Written exercise:
Restate the records below word for word, and omit the images they hold.

Data for processing:
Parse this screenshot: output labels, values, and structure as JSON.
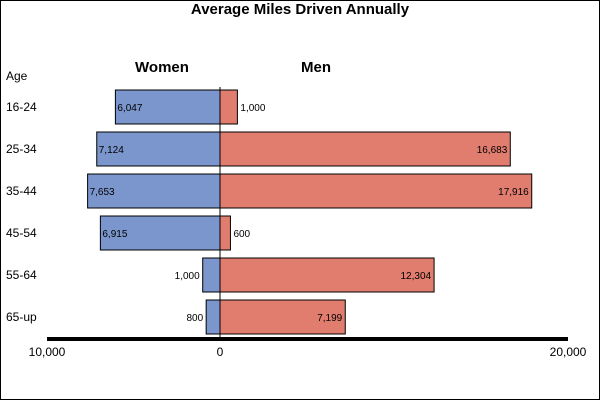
{
  "chart_data": {
    "type": "bar",
    "orientation": "horizontal",
    "title": "Average Miles Driven Annually",
    "category_axis_label": "Age",
    "categories": [
      "16-24",
      "25-34",
      "35-44",
      "45-54",
      "55-64",
      "65-up"
    ],
    "series": [
      {
        "name": "Women",
        "direction": "left",
        "color": "#7b96cc",
        "values": [
          6047,
          7124,
          7653,
          6915,
          1000,
          800
        ],
        "data_labels": [
          "6,047",
          "7,124",
          "7,653",
          "6,915",
          "1,000",
          "800"
        ]
      },
      {
        "name": "Men",
        "direction": "right",
        "color": "#e07d6e",
        "values": [
          1000,
          16683,
          17916,
          600,
          12304,
          7199
        ],
        "data_labels": [
          "1,000",
          "16,683",
          "17,916",
          "600",
          "12,304",
          "7,199"
        ]
      }
    ],
    "value_axis": {
      "left_max": 10000,
      "right_max": 20000,
      "ticks": [
        {
          "value": -10000,
          "label": "10,000"
        },
        {
          "value": 0,
          "label": "0"
        },
        {
          "value": 20000,
          "label": "20,000"
        }
      ]
    },
    "grid": false,
    "legend": "none"
  }
}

Task response:
Parse this screenshot: output labels, values, and structure as JSON.
{
  "chart_data": {
    "type": "bar",
    "orientation": "horizontal",
    "title": "Average Miles Driven Annually",
    "category_axis_label": "Age",
    "categories": [
      "16-24",
      "25-34",
      "35-44",
      "45-54",
      "55-64",
      "65-up"
    ],
    "series": [
      {
        "name": "Women",
        "direction": "left",
        "color": "#7b96cc",
        "values": [
          6047,
          7124,
          7653,
          6915,
          1000,
          800
        ],
        "data_labels": [
          "6,047",
          "7,124",
          "7,653",
          "6,915",
          "1,000",
          "800"
        ]
      },
      {
        "name": "Men",
        "direction": "right",
        "color": "#e07d6e",
        "values": [
          1000,
          16683,
          17916,
          600,
          12304,
          7199
        ],
        "data_labels": [
          "1,000",
          "16,683",
          "17,916",
          "600",
          "12,304",
          "7,199"
        ]
      }
    ],
    "value_axis": {
      "left_max": 10000,
      "right_max": 20000,
      "ticks": [
        {
          "value": -10000,
          "label": "10,000"
        },
        {
          "value": 0,
          "label": "0"
        },
        {
          "value": 20000,
          "label": "20,000"
        }
      ]
    },
    "grid": false,
    "legend": "none"
  }
}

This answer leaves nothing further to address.